--- begin Information supplied ---

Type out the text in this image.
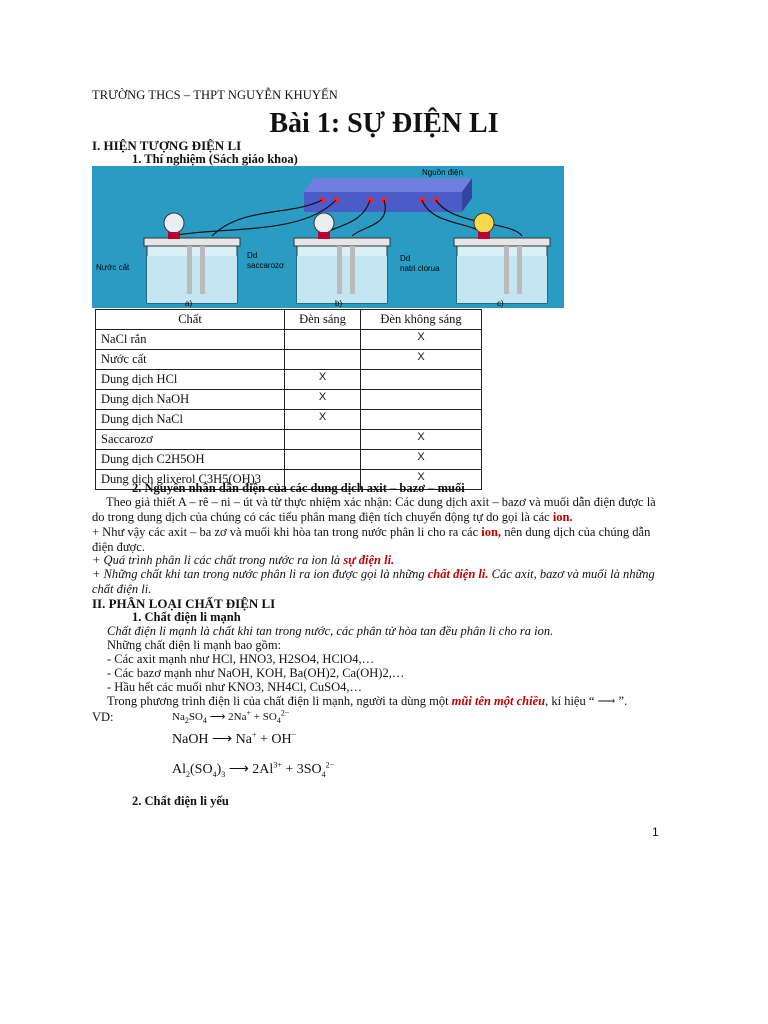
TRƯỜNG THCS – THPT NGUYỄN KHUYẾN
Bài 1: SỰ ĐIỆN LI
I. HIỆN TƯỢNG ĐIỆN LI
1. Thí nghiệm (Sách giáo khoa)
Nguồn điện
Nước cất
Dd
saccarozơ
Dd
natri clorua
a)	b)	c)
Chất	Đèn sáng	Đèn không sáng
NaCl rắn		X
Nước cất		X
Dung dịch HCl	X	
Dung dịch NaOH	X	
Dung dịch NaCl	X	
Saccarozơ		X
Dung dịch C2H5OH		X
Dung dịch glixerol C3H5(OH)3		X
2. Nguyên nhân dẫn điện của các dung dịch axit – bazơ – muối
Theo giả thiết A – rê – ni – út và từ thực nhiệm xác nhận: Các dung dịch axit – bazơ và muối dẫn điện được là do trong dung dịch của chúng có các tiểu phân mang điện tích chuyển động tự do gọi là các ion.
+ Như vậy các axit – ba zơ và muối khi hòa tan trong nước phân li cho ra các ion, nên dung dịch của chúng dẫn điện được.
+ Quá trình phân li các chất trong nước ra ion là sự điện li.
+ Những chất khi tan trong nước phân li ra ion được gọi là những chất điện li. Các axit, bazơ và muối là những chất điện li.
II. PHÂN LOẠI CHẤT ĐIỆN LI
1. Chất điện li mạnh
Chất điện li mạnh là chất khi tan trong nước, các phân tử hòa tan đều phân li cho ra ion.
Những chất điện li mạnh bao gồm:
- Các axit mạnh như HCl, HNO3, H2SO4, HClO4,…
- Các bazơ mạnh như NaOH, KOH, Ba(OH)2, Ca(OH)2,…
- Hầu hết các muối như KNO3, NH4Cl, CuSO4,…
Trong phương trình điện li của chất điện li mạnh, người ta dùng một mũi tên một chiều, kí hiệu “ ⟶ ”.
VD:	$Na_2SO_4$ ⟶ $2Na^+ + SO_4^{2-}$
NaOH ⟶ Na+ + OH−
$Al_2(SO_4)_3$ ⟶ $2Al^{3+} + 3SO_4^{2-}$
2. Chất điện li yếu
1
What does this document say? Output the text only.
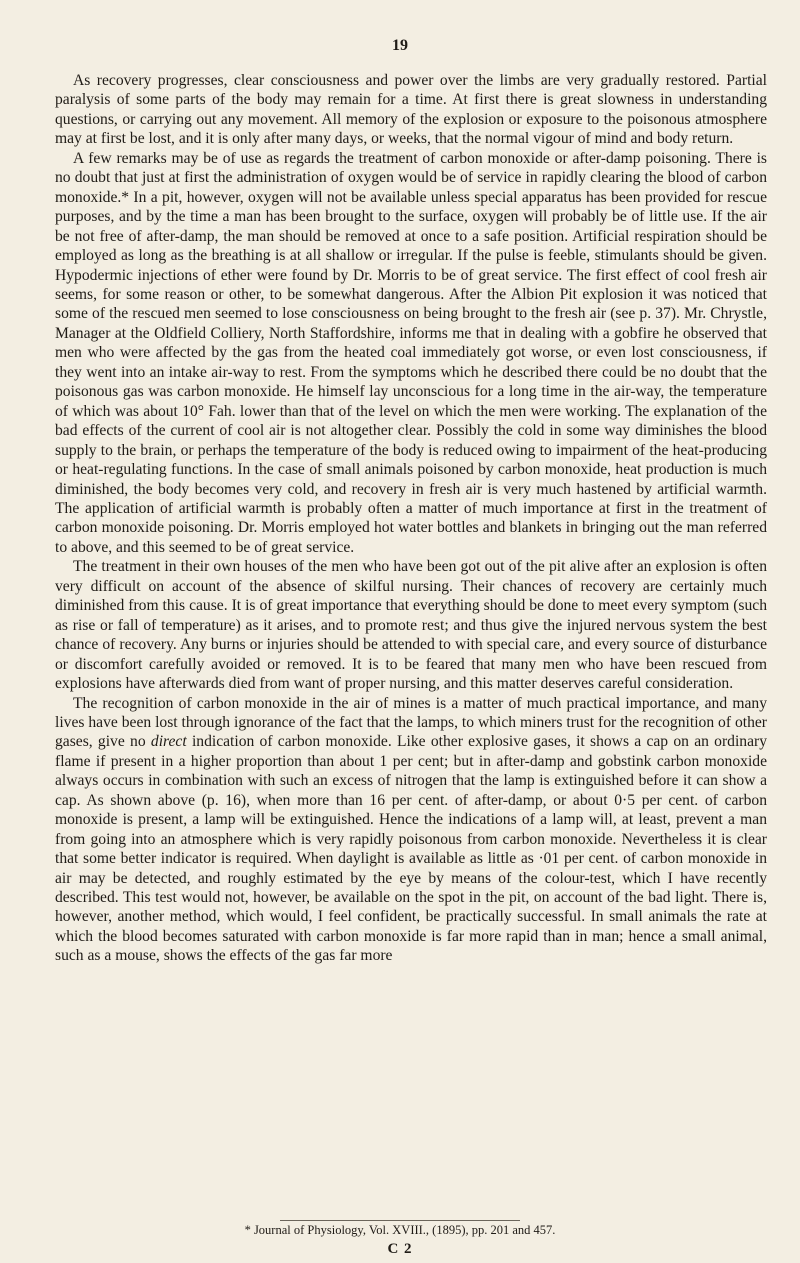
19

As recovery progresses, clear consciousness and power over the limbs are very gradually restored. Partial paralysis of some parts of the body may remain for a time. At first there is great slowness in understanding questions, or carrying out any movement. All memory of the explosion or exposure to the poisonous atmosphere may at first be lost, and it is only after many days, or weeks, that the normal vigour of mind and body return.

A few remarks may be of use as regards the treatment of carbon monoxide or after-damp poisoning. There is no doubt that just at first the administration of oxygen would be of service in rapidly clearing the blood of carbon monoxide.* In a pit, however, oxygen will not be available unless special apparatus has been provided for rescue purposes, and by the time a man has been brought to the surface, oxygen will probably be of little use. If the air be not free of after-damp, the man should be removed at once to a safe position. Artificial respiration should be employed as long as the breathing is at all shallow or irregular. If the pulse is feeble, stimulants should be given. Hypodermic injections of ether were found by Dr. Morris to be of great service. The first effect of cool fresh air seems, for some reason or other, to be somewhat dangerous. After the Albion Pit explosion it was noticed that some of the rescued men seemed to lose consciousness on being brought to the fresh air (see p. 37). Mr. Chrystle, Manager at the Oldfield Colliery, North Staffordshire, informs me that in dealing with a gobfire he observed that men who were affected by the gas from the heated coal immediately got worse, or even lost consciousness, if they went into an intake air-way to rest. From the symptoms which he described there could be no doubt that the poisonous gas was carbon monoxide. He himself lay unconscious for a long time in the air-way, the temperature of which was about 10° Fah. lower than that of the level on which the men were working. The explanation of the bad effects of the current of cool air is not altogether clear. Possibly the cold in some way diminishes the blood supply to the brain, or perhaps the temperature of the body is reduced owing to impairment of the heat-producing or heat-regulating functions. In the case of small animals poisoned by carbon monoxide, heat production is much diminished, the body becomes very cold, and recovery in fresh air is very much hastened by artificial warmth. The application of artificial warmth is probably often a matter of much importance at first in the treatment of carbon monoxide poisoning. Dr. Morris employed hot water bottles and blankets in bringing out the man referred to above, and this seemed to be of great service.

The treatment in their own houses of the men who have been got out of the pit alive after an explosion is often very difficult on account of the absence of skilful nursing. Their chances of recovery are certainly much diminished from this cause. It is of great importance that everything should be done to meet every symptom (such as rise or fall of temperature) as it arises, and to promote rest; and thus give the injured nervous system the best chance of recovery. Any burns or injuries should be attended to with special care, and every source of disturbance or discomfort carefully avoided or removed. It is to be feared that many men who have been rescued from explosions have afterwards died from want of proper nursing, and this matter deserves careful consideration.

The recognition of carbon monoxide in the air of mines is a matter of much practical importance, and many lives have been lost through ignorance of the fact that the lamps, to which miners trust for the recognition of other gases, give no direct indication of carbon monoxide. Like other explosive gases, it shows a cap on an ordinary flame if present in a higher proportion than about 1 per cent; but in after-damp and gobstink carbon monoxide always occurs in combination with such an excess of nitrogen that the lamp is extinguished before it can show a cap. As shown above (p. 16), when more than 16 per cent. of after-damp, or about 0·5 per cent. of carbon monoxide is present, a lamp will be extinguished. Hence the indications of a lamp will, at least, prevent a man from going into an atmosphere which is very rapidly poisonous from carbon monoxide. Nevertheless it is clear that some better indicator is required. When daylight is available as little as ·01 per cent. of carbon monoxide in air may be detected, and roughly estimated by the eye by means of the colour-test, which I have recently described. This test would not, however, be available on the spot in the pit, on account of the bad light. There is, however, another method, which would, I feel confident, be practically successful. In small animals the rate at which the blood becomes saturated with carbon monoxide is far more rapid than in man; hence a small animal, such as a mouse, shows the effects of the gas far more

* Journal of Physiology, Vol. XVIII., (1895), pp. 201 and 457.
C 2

--- end Information supplied ---
--- begin Information supplied ---

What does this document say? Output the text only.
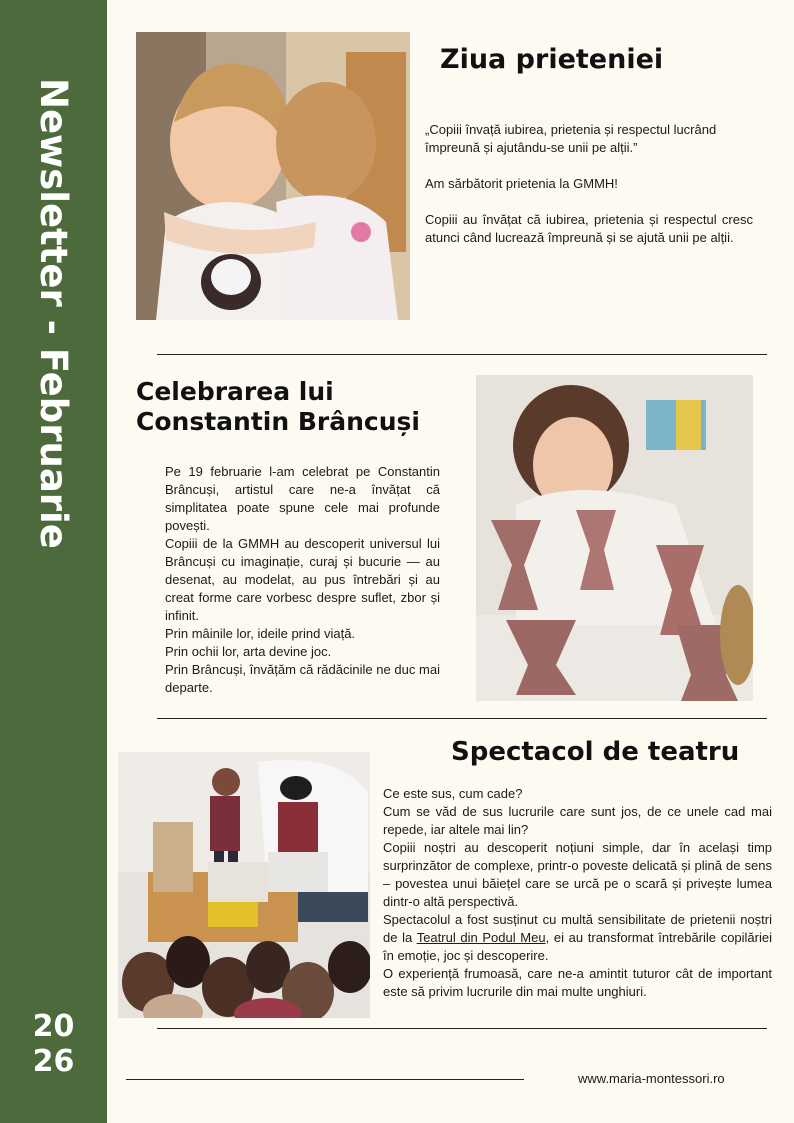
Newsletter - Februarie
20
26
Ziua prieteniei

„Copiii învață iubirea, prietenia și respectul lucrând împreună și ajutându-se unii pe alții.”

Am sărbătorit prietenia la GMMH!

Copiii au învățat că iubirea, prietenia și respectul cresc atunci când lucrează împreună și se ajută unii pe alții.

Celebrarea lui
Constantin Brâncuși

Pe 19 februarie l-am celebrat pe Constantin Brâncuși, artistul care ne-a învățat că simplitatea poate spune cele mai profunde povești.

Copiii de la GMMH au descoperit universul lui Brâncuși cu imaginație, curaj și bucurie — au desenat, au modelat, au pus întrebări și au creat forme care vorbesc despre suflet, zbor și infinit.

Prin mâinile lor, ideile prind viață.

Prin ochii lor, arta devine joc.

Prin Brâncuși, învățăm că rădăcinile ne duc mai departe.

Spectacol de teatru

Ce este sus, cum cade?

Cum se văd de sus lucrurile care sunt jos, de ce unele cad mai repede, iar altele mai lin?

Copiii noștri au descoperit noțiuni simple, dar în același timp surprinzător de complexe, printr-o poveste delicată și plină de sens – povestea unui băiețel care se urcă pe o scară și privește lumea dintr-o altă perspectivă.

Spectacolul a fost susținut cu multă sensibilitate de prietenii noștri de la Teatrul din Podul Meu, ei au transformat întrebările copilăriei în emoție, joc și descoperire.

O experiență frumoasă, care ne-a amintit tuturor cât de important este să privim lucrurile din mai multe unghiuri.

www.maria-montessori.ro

--- end Information supplied ---

Return, from the data, each line that has the word "mạnh" in it.

• Solution to the exercise
1. Chất điện li mạnh
Chất điện li mạnh là chất khi tan trong nước, các phân tử hòa tan đều phân li cho ra ion.
Những chất điện li mạnh bao gồm:
- Các axit mạnh như HCl, HNO3, H2SO4, HClO4,…
- Các bazơ mạnh như NaOH, KOH, Ba(OH)2, Ca(OH)2,…
Trong phương trình điện li của chất điện li mạnh, người ta dùng một mũi tên một chiều, kí hiệu “ ⟶ ”.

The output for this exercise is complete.